**Stated problem:**
Write the entries out again exactly as they stand, but without the pictures.

**Excerpted data:**
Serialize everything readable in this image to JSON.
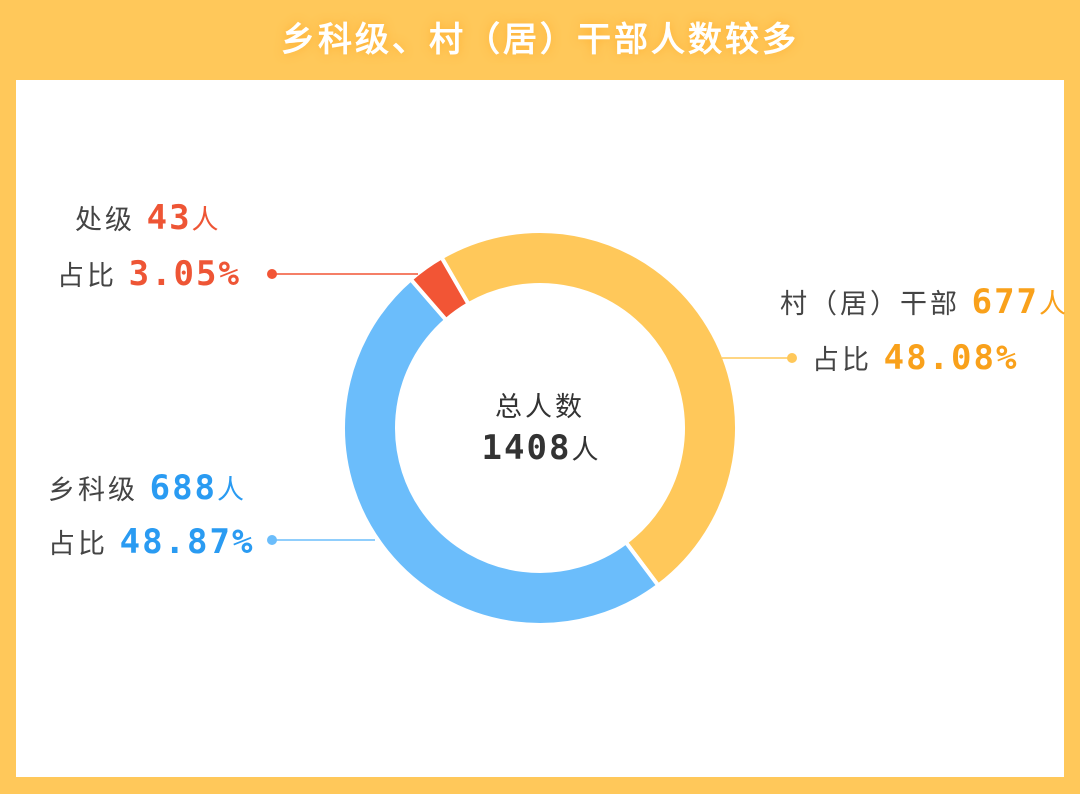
{
  "title": "乡科级、村（居）干部人数较多",
  "chart_data": {
    "type": "pie",
    "donut": true,
    "title": "乡科级、村（居）干部人数较多",
    "center_label": "总人数",
    "total": 1408,
    "total_unit": "人",
    "share_label": "占比",
    "slices": [
      {
        "name": "村（居）干部",
        "value": 677,
        "unit": "人",
        "percent": "48.08%",
        "color": "#ffc85a",
        "text_color": "#f9a11b"
      },
      {
        "name": "乡科级",
        "value": 688,
        "unit": "人",
        "percent": "48.87%",
        "color": "#6bbdfb",
        "text_color": "#2a9bf2"
      },
      {
        "name": "处级",
        "value": 43,
        "unit": "人",
        "percent": "3.05%",
        "color": "#f25535",
        "text_color": "#ee5535"
      }
    ]
  }
}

**Completed exercise:**
Serialize everything readable in this image to JSON.
{
  "title": "乡科级、村（居）干部人数较多",
  "chart_data": {
    "type": "pie",
    "donut": true,
    "title": "乡科级、村（居）干部人数较多",
    "center_label": "总人数",
    "total": 1408,
    "total_unit": "人",
    "share_label": "占比",
    "slices": [
      {
        "name": "村（居）干部",
        "value": 677,
        "unit": "人",
        "percent": "48.08%",
        "color": "#ffc85a",
        "text_color": "#f9a11b"
      },
      {
        "name": "乡科级",
        "value": 688,
        "unit": "人",
        "percent": "48.87%",
        "color": "#6bbdfb",
        "text_color": "#2a9bf2"
      },
      {
        "name": "处级",
        "value": 43,
        "unit": "人",
        "percent": "3.05%",
        "color": "#f25535",
        "text_color": "#ee5535"
      }
    ]
  }
}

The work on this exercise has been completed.